Records from a data collection:
========================================

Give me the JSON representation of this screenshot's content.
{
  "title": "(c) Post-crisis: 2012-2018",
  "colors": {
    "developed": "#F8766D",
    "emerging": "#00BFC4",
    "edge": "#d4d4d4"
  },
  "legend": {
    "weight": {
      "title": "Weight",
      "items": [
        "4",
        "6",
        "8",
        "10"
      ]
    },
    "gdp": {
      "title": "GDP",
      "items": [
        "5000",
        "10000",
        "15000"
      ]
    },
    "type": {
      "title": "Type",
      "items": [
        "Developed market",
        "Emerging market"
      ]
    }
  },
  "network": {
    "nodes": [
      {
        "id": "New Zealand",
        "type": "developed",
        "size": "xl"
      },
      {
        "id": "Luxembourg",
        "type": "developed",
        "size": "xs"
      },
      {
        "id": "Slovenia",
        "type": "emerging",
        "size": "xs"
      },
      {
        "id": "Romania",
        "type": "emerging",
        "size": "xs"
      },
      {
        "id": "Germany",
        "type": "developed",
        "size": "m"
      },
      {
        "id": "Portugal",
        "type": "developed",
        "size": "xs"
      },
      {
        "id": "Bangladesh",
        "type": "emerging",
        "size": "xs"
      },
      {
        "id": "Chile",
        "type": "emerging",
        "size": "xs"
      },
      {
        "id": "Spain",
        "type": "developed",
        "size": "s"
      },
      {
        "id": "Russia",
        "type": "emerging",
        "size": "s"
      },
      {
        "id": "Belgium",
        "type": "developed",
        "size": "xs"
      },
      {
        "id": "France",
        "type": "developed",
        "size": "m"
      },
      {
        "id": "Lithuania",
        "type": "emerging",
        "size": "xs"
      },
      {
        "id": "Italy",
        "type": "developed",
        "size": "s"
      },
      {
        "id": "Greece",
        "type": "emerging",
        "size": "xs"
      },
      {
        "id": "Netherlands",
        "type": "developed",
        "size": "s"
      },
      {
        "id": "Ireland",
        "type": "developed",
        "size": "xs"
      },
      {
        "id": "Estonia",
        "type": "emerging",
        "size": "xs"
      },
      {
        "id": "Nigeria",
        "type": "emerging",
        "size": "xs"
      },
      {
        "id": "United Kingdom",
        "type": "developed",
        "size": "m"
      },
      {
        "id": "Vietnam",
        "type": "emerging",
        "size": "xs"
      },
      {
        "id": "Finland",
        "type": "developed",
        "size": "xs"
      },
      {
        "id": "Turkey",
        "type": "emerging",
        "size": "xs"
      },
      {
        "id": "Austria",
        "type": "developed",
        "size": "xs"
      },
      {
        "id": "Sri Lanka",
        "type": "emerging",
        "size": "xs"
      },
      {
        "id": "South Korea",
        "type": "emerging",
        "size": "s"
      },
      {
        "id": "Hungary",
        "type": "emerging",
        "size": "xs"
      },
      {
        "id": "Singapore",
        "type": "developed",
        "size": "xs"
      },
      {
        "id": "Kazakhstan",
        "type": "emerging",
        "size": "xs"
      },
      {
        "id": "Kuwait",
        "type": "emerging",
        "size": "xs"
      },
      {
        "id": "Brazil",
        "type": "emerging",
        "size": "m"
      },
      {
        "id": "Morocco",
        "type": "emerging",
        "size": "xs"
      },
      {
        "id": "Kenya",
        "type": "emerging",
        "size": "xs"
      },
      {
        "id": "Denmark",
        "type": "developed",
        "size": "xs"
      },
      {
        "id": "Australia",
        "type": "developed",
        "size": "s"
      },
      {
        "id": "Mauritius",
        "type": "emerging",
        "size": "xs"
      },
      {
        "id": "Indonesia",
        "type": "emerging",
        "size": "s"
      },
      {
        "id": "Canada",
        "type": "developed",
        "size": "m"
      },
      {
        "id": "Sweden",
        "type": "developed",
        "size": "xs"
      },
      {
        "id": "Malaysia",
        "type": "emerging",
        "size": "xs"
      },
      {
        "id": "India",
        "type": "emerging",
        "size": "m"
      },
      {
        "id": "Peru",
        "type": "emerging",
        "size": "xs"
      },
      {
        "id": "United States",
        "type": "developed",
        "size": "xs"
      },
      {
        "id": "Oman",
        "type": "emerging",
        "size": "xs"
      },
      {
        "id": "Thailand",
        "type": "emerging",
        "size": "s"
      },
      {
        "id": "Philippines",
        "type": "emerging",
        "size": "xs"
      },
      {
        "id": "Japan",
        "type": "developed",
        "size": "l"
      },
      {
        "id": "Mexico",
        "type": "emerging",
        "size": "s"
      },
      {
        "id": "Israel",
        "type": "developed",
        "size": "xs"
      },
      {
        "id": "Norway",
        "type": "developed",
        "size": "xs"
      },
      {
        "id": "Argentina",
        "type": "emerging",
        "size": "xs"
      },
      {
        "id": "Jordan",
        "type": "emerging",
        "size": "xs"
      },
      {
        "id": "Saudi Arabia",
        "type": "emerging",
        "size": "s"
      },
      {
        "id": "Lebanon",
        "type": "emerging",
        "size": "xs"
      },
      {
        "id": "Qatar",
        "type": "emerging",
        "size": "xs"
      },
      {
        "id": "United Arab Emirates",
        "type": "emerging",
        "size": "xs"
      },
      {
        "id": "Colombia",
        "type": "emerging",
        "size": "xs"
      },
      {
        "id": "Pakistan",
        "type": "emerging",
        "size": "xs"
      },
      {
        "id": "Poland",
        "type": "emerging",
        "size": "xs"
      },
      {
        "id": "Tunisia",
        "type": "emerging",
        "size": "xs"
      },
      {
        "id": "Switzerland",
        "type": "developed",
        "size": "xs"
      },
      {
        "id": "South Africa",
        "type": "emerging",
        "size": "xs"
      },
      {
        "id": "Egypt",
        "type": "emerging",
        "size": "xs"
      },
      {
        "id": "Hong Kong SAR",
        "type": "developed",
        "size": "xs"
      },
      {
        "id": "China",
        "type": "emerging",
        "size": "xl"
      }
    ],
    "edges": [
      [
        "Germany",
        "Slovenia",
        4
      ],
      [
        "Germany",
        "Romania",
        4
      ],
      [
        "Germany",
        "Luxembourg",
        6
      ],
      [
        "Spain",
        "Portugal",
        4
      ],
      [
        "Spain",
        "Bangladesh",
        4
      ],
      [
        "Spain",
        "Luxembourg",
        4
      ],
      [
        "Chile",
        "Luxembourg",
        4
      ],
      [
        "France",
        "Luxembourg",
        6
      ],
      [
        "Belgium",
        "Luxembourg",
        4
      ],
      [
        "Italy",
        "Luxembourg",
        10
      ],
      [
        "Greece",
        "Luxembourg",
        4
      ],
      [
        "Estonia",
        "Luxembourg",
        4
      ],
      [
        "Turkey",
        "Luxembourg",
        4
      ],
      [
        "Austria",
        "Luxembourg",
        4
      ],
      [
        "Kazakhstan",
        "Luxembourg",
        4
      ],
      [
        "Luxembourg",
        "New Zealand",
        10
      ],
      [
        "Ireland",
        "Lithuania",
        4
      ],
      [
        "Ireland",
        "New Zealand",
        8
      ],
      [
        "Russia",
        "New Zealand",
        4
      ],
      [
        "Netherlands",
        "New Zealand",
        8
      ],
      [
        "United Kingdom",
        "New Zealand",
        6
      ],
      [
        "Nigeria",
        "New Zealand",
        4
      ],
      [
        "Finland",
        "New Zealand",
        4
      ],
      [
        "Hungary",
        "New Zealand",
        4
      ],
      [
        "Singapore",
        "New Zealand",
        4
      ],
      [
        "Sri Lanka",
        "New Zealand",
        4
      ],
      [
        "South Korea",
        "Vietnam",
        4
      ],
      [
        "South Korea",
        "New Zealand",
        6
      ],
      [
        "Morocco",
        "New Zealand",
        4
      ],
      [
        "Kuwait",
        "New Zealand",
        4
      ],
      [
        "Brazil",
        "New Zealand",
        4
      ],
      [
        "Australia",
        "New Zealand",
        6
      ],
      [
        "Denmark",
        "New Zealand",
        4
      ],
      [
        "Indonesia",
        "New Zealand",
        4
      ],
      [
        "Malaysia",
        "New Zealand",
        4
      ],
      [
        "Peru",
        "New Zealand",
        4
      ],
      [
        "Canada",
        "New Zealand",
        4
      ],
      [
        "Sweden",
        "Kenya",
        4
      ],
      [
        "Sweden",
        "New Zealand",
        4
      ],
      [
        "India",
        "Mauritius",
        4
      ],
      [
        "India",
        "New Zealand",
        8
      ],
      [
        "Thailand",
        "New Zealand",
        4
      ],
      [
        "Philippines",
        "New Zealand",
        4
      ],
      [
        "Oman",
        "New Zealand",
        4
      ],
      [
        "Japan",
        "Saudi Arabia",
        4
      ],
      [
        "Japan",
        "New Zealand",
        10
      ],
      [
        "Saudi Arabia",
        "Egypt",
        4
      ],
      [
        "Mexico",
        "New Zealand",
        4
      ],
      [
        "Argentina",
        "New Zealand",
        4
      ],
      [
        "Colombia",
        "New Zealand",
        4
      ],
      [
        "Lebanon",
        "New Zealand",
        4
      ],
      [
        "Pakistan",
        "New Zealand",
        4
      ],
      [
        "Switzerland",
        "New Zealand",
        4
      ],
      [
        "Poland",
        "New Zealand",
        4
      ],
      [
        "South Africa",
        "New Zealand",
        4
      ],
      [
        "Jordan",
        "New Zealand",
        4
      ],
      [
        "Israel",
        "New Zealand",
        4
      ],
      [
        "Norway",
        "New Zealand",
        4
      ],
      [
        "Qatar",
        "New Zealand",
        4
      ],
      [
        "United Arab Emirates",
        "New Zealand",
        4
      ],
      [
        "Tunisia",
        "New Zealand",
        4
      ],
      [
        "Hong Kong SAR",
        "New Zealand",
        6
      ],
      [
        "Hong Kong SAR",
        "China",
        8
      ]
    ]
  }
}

========================================

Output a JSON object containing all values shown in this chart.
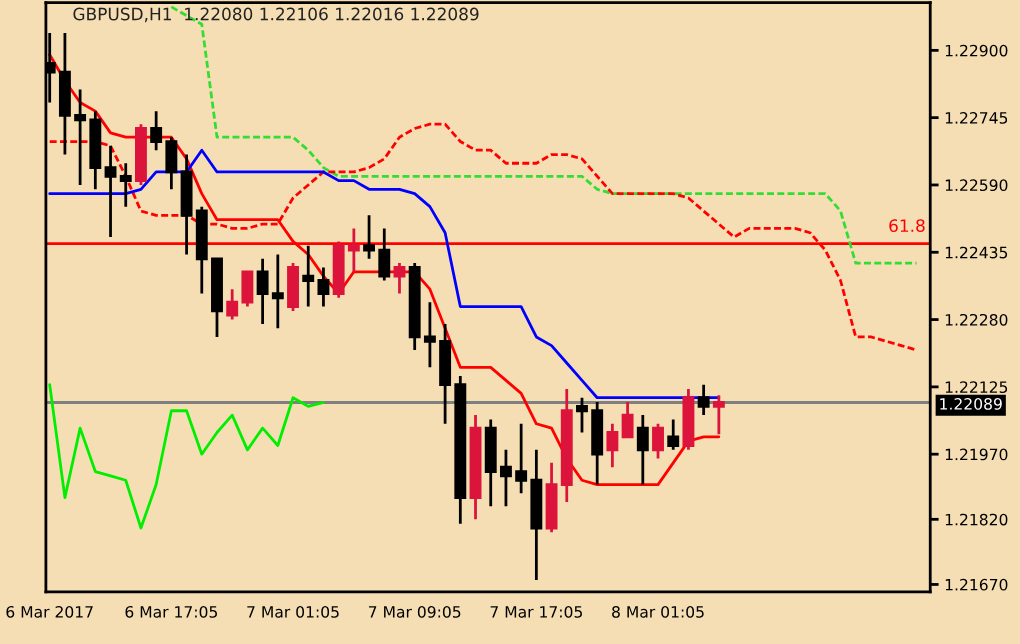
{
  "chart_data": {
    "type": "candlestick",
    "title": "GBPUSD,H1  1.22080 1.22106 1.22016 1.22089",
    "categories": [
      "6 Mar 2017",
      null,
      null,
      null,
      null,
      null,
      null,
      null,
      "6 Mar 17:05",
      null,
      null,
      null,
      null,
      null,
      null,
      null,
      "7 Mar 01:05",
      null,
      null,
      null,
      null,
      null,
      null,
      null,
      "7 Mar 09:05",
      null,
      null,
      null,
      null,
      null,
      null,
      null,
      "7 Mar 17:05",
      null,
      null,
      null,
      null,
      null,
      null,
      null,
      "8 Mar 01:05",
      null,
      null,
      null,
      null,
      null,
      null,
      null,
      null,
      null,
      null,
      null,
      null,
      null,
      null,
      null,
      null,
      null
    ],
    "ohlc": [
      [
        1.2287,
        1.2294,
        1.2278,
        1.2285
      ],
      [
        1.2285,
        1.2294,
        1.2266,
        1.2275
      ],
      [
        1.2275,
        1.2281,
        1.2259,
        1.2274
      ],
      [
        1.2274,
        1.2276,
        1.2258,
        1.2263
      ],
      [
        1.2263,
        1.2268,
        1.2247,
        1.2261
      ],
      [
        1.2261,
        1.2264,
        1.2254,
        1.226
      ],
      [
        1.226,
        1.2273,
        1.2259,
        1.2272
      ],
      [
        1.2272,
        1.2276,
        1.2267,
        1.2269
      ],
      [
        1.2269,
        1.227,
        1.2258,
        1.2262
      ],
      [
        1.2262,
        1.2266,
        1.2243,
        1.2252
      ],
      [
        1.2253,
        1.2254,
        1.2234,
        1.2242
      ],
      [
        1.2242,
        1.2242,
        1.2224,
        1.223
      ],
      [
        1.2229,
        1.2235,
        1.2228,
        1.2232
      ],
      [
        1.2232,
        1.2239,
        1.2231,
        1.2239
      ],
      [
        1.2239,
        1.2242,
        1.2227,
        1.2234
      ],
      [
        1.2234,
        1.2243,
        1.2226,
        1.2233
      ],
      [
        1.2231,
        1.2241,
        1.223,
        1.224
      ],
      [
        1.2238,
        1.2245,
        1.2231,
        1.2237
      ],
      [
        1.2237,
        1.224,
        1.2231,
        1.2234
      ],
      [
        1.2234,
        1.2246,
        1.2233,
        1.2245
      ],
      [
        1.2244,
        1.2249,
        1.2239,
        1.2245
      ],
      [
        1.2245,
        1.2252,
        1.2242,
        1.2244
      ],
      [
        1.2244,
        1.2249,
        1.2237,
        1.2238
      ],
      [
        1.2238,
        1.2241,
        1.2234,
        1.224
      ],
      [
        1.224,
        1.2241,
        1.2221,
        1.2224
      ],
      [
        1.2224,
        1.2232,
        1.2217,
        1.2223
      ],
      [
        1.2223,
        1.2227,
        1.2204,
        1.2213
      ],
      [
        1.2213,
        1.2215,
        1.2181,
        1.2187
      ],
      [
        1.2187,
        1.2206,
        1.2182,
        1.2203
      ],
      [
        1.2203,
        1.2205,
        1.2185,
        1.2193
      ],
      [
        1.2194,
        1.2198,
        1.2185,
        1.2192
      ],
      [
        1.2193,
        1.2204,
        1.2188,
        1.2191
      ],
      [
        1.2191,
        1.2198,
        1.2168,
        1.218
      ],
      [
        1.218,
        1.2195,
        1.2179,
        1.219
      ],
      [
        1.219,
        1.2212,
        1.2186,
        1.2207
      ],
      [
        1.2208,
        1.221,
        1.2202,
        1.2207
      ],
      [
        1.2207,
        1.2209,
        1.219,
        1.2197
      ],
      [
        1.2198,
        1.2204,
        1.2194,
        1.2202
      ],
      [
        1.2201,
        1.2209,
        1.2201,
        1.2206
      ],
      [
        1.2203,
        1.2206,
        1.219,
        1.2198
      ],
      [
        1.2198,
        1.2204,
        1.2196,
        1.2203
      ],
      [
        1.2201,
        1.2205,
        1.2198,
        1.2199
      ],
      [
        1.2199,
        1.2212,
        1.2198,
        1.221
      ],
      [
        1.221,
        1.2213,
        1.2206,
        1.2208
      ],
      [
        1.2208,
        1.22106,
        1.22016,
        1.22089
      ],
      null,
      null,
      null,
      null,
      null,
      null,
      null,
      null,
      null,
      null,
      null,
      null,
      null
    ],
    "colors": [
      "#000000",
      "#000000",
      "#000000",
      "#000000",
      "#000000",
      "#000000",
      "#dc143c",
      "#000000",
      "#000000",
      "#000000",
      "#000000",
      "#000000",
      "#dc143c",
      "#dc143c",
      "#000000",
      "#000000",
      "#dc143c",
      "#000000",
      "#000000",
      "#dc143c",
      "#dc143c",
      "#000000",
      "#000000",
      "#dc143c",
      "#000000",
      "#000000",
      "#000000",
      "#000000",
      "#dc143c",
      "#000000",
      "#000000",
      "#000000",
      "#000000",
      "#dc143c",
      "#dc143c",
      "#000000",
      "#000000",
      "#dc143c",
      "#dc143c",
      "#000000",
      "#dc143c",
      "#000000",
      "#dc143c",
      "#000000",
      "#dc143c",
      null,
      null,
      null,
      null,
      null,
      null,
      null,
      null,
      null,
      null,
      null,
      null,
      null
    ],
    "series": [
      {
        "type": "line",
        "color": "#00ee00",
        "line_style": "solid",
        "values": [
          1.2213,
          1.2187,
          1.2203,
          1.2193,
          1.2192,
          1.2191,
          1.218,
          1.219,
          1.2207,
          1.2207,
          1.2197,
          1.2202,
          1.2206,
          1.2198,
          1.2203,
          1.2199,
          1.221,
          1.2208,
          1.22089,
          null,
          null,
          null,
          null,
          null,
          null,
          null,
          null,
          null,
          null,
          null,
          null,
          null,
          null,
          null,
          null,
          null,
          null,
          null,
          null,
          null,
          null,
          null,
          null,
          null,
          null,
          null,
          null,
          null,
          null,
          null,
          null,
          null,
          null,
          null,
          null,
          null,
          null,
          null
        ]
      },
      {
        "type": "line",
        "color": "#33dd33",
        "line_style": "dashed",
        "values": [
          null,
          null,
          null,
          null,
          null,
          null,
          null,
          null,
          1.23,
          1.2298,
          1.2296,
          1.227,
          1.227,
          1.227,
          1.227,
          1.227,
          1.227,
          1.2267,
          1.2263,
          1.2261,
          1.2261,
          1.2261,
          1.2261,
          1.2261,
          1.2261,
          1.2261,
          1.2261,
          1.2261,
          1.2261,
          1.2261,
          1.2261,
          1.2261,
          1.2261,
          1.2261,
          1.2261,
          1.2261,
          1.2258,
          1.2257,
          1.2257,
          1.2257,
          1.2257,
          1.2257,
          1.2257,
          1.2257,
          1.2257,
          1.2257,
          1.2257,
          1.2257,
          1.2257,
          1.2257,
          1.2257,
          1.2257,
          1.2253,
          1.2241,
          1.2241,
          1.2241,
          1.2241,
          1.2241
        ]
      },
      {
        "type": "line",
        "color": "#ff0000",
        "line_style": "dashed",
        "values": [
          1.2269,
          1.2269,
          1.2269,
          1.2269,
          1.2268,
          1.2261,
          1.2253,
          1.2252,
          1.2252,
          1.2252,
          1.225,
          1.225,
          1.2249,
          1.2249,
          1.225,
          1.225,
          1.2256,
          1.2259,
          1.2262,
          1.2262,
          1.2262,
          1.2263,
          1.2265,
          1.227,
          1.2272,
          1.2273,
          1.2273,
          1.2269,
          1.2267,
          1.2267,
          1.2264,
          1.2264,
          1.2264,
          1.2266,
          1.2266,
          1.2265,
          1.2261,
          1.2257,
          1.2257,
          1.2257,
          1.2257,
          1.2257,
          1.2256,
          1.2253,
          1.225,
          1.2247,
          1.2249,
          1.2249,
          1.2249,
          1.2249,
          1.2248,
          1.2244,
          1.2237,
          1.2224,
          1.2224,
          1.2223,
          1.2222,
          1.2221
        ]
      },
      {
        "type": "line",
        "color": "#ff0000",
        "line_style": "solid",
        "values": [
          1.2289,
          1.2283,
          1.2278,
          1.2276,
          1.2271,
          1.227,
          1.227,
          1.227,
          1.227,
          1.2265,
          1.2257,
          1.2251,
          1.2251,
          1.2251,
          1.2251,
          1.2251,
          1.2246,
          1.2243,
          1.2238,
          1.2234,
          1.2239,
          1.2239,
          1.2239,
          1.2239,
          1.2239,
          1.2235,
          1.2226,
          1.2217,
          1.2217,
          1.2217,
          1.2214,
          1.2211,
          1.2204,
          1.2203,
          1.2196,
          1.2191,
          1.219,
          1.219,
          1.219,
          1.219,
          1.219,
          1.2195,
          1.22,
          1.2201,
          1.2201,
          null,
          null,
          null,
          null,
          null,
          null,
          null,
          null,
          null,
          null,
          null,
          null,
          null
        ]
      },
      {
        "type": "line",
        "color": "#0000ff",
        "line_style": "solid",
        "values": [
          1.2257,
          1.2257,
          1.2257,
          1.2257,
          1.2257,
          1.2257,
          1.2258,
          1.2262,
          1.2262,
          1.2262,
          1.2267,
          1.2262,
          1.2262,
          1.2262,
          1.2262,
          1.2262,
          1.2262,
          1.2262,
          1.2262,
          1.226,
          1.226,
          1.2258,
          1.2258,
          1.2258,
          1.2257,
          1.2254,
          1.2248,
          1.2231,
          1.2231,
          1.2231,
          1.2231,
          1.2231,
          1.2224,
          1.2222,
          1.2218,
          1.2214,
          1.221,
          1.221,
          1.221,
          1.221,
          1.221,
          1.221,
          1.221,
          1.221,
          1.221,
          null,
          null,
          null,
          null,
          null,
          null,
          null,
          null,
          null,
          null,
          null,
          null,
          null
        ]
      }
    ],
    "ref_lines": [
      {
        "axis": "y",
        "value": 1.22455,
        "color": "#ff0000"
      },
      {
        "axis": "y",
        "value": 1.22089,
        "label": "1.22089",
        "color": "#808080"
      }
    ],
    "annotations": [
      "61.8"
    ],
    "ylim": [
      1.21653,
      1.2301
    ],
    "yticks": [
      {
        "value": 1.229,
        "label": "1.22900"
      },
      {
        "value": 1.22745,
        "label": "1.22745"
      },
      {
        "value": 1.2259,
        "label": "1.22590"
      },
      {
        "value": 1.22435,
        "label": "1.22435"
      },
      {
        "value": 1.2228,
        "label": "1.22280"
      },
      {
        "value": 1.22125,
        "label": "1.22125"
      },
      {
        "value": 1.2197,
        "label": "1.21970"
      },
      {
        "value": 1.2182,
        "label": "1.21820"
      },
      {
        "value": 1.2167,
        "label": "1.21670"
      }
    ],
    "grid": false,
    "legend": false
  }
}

========================================

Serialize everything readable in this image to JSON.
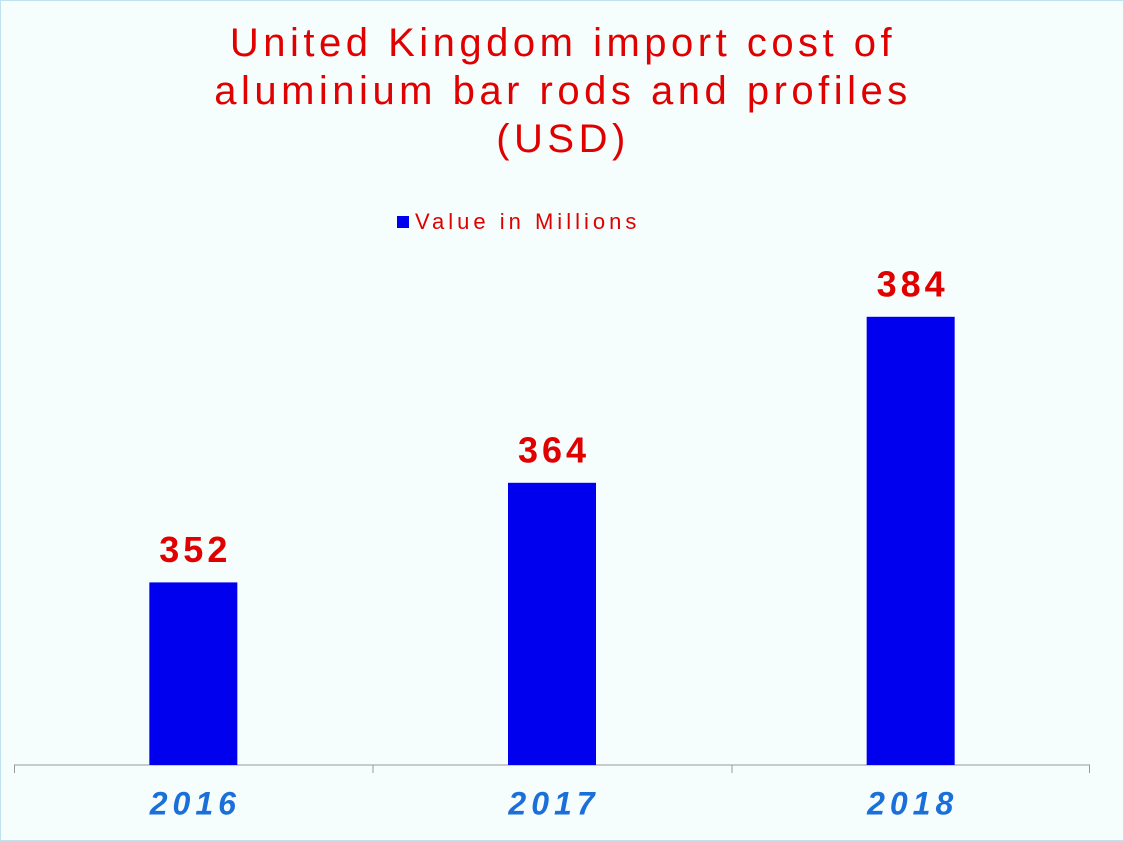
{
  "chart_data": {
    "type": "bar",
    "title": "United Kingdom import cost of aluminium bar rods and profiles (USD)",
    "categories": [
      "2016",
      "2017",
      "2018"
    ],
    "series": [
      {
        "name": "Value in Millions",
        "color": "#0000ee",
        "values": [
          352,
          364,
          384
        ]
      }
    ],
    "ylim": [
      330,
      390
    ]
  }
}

========================================

TO DO:
Gather up, from the records above, each line where the word "this" appears.

CORRECT RESULT:
Give me the JSON representation of this screenshot's content.
Output a JSON object containing all values shown in this chart.
Serialize everything readable in this image to JSON.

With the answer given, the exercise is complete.